### DATA ENTRIES
>>>
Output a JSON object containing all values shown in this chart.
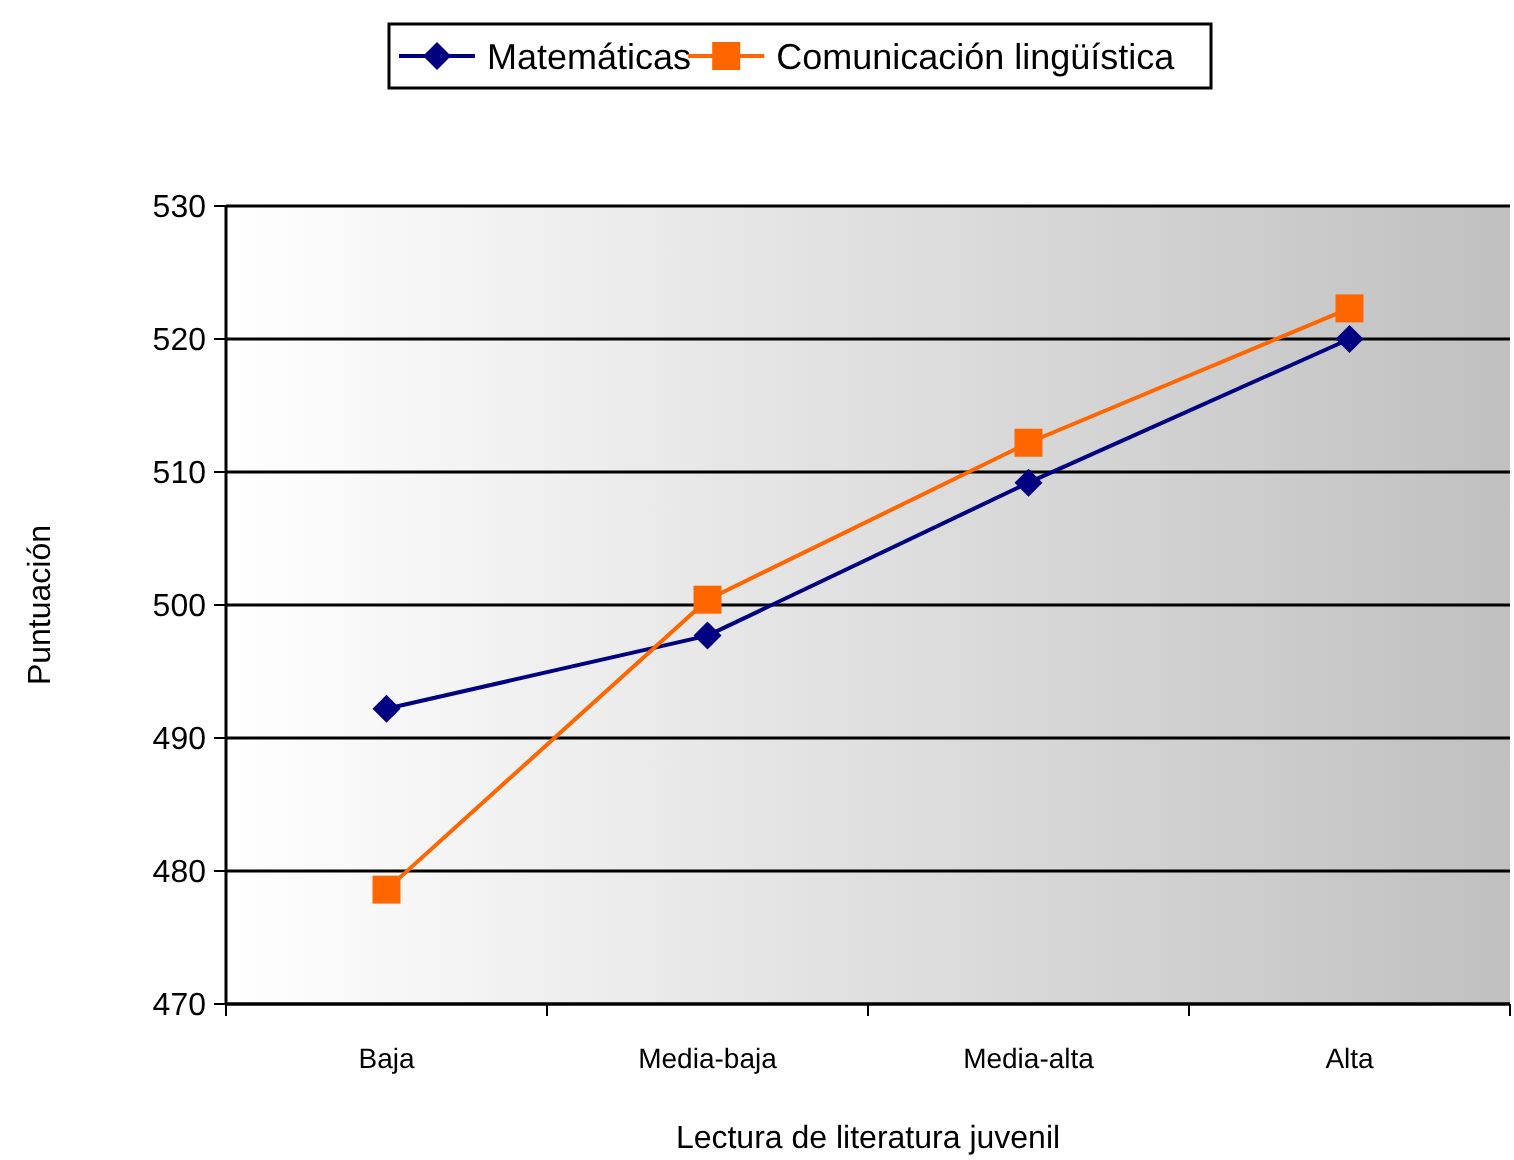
{
  "chart_data": {
    "type": "line",
    "xlabel": "Lectura de literatura juvenil",
    "ylabel": "Puntuación",
    "categories": [
      "Baja",
      "Media-baja",
      "Media-alta",
      "Alta"
    ],
    "series": [
      {
        "name": "Matemáticas",
        "color": "#000080",
        "marker": "diamond",
        "values": [
          492.2,
          497.7,
          509.2,
          520.0
        ]
      },
      {
        "name": "Comunicación lingüística",
        "color": "#ff6600",
        "marker": "square",
        "values": [
          478.6,
          500.4,
          512.2,
          522.3
        ]
      }
    ],
    "ylim": [
      470,
      530
    ],
    "yticks": [
      470,
      480,
      490,
      500,
      510,
      520,
      530
    ],
    "grid": "y",
    "legend": "top",
    "line_style": "solid"
  }
}
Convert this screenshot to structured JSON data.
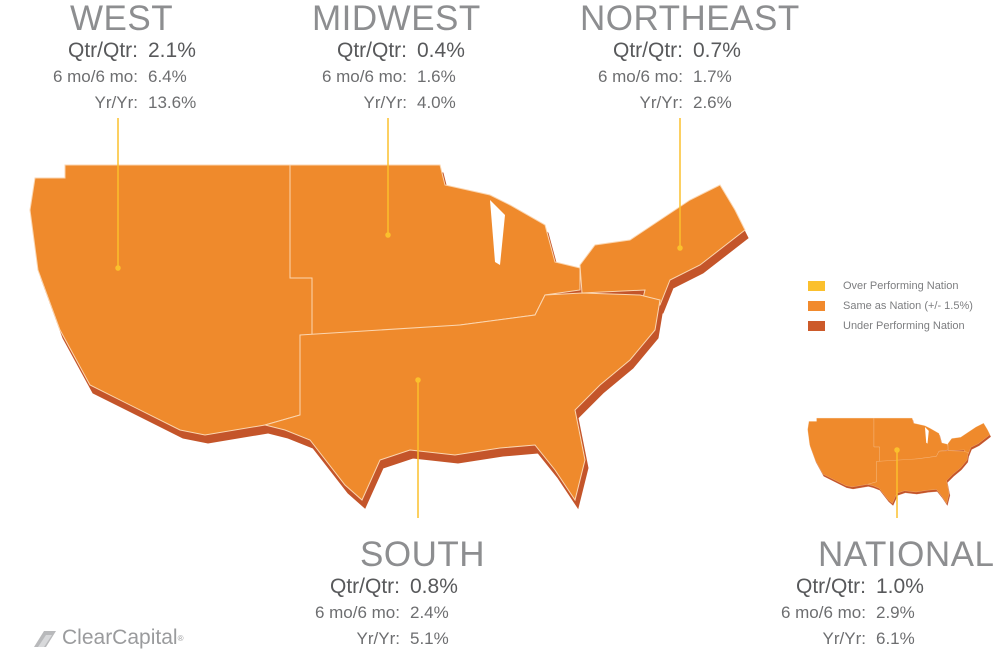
{
  "regions": [
    {
      "name": "WEST",
      "stats": [
        {
          "label": "Qtr/Qtr:",
          "value": "2.1%"
        },
        {
          "label": "6 mo/6 mo:",
          "value": "6.4%"
        },
        {
          "label": "Yr/Yr:",
          "value": "13.6%"
        }
      ]
    },
    {
      "name": "MIDWEST",
      "stats": [
        {
          "label": "Qtr/Qtr:",
          "value": "0.4%"
        },
        {
          "label": "6 mo/6 mo:",
          "value": "1.6%"
        },
        {
          "label": "Yr/Yr:",
          "value": "4.0%"
        }
      ]
    },
    {
      "name": "NORTHEAST",
      "stats": [
        {
          "label": "Qtr/Qtr:",
          "value": "0.7%"
        },
        {
          "label": "6 mo/6 mo:",
          "value": "1.7%"
        },
        {
          "label": "Yr/Yr:",
          "value": "2.6%"
        }
      ]
    },
    {
      "name": "SOUTH",
      "stats": [
        {
          "label": "Qtr/Qtr:",
          "value": "0.8%"
        },
        {
          "label": "6 mo/6 mo:",
          "value": "2.4%"
        },
        {
          "label": "Yr/Yr:",
          "value": "5.1%"
        }
      ]
    },
    {
      "name": "NATIONAL",
      "stats": [
        {
          "label": "Qtr/Qtr:",
          "value": "1.0%"
        },
        {
          "label": "6 mo/6 mo:",
          "value": "2.9%"
        },
        {
          "label": "Yr/Yr:",
          "value": "6.1%"
        }
      ]
    }
  ],
  "legend": [
    {
      "label": "Over Performing Nation",
      "color": "#fbc02d"
    },
    {
      "label": "Same as Nation (+/- 1.5%)",
      "color": "#f18a2d"
    },
    {
      "label": "Under Performing Nation",
      "color": "#cc5a2a"
    }
  ],
  "logo": {
    "name": "ClearCapital",
    "mark": "®"
  }
}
<<<
### TASK DETAILS
Go through the records and pull out each line that includes the word "Performing".

### SOLUTION FOR THIS EXERCISE
      "label": "Over Performing Nation",
      "label": "Under Performing Nation",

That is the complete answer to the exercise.